Your goal
Determine how many lines carry the word "appears". Output that number only.

Given entries

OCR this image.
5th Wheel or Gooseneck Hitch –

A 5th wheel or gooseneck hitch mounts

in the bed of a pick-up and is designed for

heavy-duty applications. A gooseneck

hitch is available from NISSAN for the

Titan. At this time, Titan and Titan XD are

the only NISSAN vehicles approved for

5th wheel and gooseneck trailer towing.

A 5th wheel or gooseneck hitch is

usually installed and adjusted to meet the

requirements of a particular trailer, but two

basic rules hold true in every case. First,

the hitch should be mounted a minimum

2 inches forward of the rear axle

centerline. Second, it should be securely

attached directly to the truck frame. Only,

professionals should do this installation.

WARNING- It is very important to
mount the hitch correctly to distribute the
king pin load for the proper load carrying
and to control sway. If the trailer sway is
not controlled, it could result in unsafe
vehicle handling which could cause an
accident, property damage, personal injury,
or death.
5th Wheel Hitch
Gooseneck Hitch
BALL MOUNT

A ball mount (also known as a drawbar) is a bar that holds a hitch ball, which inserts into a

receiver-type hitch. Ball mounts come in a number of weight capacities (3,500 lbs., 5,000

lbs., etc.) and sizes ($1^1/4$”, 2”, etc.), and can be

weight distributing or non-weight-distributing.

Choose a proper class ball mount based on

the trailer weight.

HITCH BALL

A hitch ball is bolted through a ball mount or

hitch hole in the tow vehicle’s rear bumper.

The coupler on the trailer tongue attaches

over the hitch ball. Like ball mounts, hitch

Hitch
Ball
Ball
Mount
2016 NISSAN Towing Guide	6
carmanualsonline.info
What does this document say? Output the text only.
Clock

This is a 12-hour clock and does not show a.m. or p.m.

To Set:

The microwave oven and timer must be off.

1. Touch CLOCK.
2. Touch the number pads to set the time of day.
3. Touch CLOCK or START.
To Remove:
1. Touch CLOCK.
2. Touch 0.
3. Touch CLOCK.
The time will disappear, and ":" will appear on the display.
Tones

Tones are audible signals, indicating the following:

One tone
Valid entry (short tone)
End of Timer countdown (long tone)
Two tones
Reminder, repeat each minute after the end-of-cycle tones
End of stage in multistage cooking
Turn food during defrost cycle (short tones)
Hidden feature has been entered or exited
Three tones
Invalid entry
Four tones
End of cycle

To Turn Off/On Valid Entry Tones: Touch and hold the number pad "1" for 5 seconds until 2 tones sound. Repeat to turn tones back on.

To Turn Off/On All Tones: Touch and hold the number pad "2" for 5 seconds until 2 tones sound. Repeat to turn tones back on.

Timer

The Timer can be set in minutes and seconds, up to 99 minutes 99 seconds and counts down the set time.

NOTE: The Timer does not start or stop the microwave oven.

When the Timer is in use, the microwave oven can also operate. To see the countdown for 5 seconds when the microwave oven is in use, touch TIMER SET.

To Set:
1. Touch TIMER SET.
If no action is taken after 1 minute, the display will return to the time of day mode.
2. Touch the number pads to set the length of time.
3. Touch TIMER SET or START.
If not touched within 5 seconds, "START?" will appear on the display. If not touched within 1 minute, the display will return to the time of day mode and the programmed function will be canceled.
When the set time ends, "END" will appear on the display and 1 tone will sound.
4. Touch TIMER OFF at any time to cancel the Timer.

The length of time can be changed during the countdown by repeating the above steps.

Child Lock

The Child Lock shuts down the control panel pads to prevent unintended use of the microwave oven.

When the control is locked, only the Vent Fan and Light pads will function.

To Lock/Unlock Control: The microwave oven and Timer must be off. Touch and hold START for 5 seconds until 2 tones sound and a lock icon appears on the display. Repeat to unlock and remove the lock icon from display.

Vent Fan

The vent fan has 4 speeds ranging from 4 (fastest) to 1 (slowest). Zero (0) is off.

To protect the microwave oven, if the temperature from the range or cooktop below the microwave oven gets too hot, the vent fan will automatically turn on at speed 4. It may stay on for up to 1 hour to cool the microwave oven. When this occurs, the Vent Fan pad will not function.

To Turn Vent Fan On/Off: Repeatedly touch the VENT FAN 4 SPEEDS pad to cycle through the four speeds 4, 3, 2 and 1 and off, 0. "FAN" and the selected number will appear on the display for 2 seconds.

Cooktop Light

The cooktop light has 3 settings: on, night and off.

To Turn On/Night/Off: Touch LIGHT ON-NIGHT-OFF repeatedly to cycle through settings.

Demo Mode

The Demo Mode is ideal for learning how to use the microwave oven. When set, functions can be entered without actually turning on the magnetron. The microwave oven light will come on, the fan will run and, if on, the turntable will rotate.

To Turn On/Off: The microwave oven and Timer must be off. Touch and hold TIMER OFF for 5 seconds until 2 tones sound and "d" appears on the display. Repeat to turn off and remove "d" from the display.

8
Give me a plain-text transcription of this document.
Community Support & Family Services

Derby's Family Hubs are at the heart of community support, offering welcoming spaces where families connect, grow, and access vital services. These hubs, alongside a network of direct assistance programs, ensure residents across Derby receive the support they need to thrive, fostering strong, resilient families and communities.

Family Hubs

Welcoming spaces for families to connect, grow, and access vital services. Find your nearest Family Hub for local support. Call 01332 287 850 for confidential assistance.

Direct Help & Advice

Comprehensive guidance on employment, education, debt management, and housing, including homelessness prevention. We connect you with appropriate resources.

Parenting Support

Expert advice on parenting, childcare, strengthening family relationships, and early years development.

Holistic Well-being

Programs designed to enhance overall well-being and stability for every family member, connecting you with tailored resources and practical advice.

Finished answer
2